Extracted material
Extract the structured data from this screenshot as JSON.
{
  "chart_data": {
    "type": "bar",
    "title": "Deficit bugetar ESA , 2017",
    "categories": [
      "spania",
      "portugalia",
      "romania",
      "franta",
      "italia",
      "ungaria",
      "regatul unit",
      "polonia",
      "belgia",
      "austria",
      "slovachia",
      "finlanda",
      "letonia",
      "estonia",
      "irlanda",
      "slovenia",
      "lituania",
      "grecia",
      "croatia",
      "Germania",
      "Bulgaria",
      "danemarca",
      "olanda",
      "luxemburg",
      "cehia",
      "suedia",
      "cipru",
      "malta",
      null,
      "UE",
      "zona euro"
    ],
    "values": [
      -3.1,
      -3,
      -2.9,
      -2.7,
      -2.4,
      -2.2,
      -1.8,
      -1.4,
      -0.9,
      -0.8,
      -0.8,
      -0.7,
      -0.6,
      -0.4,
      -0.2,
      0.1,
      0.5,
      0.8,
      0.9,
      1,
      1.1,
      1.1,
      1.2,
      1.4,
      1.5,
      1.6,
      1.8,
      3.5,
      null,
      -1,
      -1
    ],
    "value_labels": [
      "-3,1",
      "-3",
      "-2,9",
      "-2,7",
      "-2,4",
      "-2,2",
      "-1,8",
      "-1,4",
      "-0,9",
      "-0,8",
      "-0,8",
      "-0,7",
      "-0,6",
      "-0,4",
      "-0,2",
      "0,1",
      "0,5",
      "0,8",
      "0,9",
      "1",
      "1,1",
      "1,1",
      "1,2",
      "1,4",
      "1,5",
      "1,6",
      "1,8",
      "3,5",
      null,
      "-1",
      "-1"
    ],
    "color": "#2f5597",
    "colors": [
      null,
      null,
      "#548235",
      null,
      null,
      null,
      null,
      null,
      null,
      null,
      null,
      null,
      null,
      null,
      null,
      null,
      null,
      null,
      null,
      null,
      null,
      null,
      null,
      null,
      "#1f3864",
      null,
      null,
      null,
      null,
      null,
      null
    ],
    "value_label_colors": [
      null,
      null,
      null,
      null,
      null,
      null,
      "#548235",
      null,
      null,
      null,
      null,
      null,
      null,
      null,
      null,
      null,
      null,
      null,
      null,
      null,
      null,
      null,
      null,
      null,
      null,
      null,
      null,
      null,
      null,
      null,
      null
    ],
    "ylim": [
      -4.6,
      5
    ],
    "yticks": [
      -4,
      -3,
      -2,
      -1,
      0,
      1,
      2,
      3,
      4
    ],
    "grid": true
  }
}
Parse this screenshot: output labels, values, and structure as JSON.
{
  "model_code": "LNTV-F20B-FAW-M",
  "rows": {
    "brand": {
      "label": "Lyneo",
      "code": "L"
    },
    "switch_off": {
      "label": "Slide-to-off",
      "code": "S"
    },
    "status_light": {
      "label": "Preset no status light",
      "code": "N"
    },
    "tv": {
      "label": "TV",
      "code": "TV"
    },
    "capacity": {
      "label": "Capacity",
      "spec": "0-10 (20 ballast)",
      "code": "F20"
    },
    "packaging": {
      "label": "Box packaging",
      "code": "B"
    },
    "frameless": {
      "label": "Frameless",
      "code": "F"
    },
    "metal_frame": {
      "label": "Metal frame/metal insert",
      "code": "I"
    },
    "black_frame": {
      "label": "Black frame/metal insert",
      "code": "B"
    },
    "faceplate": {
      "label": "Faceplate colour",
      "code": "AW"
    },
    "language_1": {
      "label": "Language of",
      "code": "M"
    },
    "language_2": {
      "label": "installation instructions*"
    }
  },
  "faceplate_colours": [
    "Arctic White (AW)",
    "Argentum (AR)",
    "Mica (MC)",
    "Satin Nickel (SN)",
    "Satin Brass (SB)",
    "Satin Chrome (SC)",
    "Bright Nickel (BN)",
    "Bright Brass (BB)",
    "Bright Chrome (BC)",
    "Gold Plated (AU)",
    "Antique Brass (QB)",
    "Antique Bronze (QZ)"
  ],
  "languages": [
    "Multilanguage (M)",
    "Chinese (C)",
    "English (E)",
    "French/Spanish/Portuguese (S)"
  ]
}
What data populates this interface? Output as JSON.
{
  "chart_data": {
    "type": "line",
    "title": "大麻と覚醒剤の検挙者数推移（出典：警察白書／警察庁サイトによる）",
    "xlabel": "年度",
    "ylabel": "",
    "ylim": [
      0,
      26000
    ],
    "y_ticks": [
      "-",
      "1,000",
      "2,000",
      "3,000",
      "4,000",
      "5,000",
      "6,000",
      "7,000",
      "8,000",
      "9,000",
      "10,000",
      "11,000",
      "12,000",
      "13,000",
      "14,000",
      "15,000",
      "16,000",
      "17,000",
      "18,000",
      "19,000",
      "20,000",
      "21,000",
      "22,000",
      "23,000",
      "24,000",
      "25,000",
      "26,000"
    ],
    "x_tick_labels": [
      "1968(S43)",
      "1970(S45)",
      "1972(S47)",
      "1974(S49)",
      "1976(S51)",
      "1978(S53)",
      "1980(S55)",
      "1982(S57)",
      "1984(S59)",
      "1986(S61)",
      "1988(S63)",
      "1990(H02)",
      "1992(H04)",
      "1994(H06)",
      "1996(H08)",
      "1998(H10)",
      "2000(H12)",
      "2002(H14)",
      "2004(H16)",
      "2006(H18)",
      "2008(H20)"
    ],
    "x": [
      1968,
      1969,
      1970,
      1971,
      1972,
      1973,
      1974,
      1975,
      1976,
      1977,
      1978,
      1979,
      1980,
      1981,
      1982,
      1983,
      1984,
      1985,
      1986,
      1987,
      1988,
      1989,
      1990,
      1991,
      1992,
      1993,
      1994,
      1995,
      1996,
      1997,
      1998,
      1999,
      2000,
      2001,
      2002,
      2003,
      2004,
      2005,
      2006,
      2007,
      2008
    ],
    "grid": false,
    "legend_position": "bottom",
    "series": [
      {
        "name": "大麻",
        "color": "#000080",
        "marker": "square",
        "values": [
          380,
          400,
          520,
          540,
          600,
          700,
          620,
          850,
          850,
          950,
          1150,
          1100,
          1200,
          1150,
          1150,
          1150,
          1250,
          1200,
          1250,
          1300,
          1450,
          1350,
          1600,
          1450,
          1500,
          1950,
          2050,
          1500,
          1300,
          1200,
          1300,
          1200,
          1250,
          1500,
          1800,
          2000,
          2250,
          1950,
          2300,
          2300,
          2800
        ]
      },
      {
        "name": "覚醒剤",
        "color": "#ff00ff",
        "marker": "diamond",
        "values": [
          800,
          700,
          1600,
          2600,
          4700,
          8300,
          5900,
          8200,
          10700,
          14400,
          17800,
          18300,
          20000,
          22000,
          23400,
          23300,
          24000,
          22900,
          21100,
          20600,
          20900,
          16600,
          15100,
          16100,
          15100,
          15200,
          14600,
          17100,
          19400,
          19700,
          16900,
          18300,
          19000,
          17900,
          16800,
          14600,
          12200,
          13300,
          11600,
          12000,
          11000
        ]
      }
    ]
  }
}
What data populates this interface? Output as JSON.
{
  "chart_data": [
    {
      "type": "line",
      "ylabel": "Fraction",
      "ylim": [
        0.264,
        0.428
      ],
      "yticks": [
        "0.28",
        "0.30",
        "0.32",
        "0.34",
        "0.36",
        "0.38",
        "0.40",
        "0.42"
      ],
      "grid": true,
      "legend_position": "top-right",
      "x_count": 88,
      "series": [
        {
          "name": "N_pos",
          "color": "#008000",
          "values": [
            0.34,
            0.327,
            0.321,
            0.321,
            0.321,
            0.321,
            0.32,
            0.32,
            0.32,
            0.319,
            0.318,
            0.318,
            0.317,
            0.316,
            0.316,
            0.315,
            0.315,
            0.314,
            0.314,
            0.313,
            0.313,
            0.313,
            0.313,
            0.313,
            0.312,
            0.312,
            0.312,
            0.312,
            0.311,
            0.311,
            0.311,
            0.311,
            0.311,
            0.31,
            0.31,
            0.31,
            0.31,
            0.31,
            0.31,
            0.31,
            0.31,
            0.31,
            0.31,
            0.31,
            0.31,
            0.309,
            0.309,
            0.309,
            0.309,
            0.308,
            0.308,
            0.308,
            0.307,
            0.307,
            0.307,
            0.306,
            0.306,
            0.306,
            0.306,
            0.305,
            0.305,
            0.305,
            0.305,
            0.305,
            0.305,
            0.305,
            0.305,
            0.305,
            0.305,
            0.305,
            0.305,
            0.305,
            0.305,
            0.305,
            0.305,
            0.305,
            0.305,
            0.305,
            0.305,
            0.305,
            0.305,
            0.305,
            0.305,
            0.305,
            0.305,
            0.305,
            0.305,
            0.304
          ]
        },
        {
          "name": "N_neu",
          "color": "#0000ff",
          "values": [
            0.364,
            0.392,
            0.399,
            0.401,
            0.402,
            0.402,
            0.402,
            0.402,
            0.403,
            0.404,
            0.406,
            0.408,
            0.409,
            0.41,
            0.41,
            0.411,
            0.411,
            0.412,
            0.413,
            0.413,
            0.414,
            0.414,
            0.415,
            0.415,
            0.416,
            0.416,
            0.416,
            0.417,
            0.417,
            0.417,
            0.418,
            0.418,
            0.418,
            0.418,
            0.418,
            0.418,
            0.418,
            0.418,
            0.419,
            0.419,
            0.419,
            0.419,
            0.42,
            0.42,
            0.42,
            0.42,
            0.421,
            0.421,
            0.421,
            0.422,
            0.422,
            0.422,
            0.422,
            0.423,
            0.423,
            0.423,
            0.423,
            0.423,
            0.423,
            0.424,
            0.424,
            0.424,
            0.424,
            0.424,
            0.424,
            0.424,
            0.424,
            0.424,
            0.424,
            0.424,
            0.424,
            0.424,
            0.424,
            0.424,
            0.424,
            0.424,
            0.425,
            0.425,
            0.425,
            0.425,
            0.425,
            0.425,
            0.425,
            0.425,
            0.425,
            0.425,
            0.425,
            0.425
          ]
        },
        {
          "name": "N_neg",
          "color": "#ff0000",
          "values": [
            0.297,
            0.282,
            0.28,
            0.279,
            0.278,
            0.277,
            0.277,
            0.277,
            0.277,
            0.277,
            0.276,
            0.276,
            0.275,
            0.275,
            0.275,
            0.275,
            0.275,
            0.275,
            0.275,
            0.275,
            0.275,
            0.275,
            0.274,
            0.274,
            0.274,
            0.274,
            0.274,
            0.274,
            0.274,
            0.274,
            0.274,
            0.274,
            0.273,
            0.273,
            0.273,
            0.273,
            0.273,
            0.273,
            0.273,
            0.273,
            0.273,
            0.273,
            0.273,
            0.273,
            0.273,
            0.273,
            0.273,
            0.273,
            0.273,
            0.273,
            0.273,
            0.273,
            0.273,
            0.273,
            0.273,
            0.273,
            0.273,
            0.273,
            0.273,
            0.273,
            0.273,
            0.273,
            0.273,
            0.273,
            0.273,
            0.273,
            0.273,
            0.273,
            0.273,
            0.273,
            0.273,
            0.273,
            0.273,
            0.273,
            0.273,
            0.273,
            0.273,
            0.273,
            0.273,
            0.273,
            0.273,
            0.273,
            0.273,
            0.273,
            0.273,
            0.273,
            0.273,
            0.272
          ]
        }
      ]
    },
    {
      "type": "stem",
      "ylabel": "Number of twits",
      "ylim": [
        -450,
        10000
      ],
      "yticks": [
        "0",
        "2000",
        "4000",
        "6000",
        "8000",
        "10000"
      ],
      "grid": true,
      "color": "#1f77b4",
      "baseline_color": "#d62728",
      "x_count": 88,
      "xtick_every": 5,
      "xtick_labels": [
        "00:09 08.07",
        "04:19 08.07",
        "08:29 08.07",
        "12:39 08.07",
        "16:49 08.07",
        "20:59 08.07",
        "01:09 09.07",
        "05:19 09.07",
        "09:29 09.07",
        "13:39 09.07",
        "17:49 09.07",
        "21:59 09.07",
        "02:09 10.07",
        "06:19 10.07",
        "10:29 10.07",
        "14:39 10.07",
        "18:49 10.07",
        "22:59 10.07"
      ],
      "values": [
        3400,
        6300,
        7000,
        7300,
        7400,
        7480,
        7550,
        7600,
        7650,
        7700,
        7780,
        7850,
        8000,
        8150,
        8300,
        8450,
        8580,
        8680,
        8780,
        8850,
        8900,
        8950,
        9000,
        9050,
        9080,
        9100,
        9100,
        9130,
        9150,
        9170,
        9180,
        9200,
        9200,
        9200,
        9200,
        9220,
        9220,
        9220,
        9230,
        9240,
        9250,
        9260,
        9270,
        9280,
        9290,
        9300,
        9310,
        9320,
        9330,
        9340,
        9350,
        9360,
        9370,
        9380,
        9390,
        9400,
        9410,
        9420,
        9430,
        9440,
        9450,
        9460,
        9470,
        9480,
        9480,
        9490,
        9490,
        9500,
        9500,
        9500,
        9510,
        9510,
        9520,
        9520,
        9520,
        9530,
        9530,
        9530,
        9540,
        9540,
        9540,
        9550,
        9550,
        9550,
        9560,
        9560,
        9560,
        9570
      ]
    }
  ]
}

Task
In the records above, locate each line with the word "screenshot". Copy all such lines.

Answer for this exercise
Extract the structured data from this screenshot as JSON.
Parse this screenshot: output labels, values, and structure as JSON.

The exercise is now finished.